STORED RECORDS:
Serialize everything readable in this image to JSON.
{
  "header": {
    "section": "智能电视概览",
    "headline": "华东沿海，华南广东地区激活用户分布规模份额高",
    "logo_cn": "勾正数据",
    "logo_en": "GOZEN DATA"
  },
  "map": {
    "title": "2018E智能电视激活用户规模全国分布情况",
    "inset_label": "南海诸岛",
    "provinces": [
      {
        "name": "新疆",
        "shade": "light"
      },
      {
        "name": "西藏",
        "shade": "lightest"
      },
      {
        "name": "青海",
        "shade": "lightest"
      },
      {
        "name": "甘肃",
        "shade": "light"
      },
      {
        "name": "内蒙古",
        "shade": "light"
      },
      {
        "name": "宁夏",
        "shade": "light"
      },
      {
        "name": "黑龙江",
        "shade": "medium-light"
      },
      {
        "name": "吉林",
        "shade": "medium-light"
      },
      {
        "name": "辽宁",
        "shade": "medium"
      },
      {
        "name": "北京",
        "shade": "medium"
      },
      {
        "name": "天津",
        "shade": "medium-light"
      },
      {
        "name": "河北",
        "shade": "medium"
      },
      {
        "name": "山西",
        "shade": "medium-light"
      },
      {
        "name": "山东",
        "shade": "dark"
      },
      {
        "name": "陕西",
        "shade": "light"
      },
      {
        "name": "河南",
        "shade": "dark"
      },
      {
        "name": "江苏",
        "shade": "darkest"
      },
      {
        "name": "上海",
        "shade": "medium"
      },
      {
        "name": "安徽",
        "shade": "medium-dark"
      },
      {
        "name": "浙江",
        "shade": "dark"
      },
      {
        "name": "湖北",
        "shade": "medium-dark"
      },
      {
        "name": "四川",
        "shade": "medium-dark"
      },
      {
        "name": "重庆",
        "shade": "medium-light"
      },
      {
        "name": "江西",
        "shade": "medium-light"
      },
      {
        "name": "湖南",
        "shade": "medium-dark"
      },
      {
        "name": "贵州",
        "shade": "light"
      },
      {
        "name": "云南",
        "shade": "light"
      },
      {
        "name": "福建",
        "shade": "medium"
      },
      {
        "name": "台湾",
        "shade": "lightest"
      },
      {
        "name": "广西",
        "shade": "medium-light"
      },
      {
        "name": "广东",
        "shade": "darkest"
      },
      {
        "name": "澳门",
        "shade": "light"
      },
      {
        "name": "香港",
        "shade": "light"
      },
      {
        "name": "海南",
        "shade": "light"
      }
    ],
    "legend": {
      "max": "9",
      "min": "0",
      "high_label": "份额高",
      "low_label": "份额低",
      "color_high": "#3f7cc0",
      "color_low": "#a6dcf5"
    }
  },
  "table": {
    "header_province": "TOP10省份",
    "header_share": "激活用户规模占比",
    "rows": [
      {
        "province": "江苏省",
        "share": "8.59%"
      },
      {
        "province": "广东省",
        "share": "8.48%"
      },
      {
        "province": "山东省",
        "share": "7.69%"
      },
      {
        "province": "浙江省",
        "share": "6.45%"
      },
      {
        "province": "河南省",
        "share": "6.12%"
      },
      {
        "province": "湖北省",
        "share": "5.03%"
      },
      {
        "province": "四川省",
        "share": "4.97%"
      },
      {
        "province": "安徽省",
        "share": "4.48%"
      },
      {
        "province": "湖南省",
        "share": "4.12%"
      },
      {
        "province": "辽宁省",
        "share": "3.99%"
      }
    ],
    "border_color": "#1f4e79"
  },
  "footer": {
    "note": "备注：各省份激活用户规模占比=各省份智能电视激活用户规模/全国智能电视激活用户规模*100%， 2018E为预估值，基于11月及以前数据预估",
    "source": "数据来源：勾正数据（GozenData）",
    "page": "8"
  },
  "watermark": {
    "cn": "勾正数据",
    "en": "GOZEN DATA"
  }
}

WRITTEN REQUEST: Copy every record exactly as presented.

FINISHED ANSWER:
Serialize everything readable in this image to JSON.
{
  "header": {
    "section": "智能电视概览",
    "headline": "华东沿海，华南广东地区激活用户分布规模份额高",
    "logo_cn": "勾正数据",
    "logo_en": "GOZEN DATA"
  },
  "map": {
    "title": "2018E智能电视激活用户规模全国分布情况",
    "inset_label": "南海诸岛",
    "provinces": [
      {
        "name": "新疆",
        "shade": "light"
      },
      {
        "name": "西藏",
        "shade": "lightest"
      },
      {
        "name": "青海",
        "shade": "lightest"
      },
      {
        "name": "甘肃",
        "shade": "light"
      },
      {
        "name": "内蒙古",
        "shade": "light"
      },
      {
        "name": "宁夏",
        "shade": "light"
      },
      {
        "name": "黑龙江",
        "shade": "medium-light"
      },
      {
        "name": "吉林",
        "shade": "medium-light"
      },
      {
        "name": "辽宁",
        "shade": "medium"
      },
      {
        "name": "北京",
        "shade": "medium"
      },
      {
        "name": "天津",
        "shade": "medium-light"
      },
      {
        "name": "河北",
        "shade": "medium"
      },
      {
        "name": "山西",
        "shade": "medium-light"
      },
      {
        "name": "山东",
        "shade": "dark"
      },
      {
        "name": "陕西",
        "shade": "light"
      },
      {
        "name": "河南",
        "shade": "dark"
      },
      {
        "name": "江苏",
        "shade": "darkest"
      },
      {
        "name": "上海",
        "shade": "medium"
      },
      {
        "name": "安徽",
        "shade": "medium-dark"
      },
      {
        "name": "浙江",
        "shade": "dark"
      },
      {
        "name": "湖北",
        "shade": "medium-dark"
      },
      {
        "name": "四川",
        "shade": "medium-dark"
      },
      {
        "name": "重庆",
        "shade": "medium-light"
      },
      {
        "name": "江西",
        "shade": "medium-light"
      },
      {
        "name": "湖南",
        "shade": "medium-dark"
      },
      {
        "name": "贵州",
        "shade": "light"
      },
      {
        "name": "云南",
        "shade": "light"
      },
      {
        "name": "福建",
        "shade": "medium"
      },
      {
        "name": "台湾",
        "shade": "lightest"
      },
      {
        "name": "广西",
        "shade": "medium-light"
      },
      {
        "name": "广东",
        "shade": "darkest"
      },
      {
        "name": "澳门",
        "shade": "light"
      },
      {
        "name": "香港",
        "shade": "light"
      },
      {
        "name": "海南",
        "shade": "light"
      }
    ],
    "legend": {
      "max": "9",
      "min": "0",
      "high_label": "份额高",
      "low_label": "份额低",
      "color_high": "#3f7cc0",
      "color_low": "#a6dcf5"
    }
  },
  "table": {
    "header_province": "TOP10省份",
    "header_share": "激活用户规模占比",
    "rows": [
      {
        "province": "江苏省",
        "share": "8.59%"
      },
      {
        "province": "广东省",
        "share": "8.48%"
      },
      {
        "province": "山东省",
        "share": "7.69%"
      },
      {
        "province": "浙江省",
        "share": "6.45%"
      },
      {
        "province": "河南省",
        "share": "6.12%"
      },
      {
        "province": "湖北省",
        "share": "5.03%"
      },
      {
        "province": "四川省",
        "share": "4.97%"
      },
      {
        "province": "安徽省",
        "share": "4.48%"
      },
      {
        "province": "湖南省",
        "share": "4.12%"
      },
      {
        "province": "辽宁省",
        "share": "3.99%"
      }
    ],
    "border_color": "#1f4e79"
  },
  "footer": {
    "note": "备注：各省份激活用户规模占比=各省份智能电视激活用户规模/全国智能电视激活用户规模*100%， 2018E为预估值，基于11月及以前数据预估",
    "source": "数据来源：勾正数据（GozenData）",
    "page": "8"
  },
  "watermark": {
    "cn": "勾正数据",
    "en": "GOZEN DATA"
  }
}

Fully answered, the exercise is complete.